>> start DATASET

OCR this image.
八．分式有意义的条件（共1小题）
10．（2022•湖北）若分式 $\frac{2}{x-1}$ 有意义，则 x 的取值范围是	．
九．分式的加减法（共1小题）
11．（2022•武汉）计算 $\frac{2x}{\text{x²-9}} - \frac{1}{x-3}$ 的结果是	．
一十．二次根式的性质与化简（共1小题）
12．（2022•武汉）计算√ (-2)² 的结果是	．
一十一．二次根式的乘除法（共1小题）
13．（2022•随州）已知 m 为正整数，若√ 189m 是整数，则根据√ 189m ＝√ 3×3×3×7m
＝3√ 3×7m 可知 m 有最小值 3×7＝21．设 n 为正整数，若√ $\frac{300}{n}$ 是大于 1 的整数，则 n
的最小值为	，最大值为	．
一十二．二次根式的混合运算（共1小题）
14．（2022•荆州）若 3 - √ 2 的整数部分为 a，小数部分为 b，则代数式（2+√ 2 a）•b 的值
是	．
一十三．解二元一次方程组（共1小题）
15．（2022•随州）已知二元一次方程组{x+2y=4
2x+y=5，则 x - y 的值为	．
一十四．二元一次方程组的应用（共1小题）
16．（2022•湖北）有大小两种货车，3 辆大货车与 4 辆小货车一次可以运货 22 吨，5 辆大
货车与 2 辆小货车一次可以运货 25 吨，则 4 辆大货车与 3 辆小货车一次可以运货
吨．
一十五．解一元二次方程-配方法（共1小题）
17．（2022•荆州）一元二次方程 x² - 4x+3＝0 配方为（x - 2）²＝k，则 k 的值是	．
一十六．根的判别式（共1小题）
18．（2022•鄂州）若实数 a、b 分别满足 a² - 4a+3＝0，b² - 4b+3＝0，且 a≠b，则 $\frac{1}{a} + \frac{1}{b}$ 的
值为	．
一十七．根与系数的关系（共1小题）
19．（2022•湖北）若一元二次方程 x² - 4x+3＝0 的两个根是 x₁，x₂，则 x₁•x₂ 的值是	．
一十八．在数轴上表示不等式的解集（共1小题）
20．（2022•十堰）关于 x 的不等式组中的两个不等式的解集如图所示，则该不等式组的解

>> end DATASET

= EXERCISE DIRECTIONS =
Search the entries for the word "frac" and pick out every line that holds it.

= COMPLETE ANSWER =
10．（2022•湖北）若分式 $\frac{2}{x-1}$ 有意义，则 x 的取值范围是	．
11．（2022•武汉）计算 $\frac{2x}{\text{x²-9}} - \frac{1}{x-3}$ 的结果是	．
＝3√ 3×7m 可知 m 有最小值 3×7＝21．设 n 为正整数，若√ $\frac{300}{n}$ 是大于 1 的整数，则 n
18．（2022•鄂州）若实数 a、b 分别满足 a² - 4a+3＝0，b² - 4b+3＝0，且 a≠b，则 $\frac{1}{a} + \frac{1}{b}$ 的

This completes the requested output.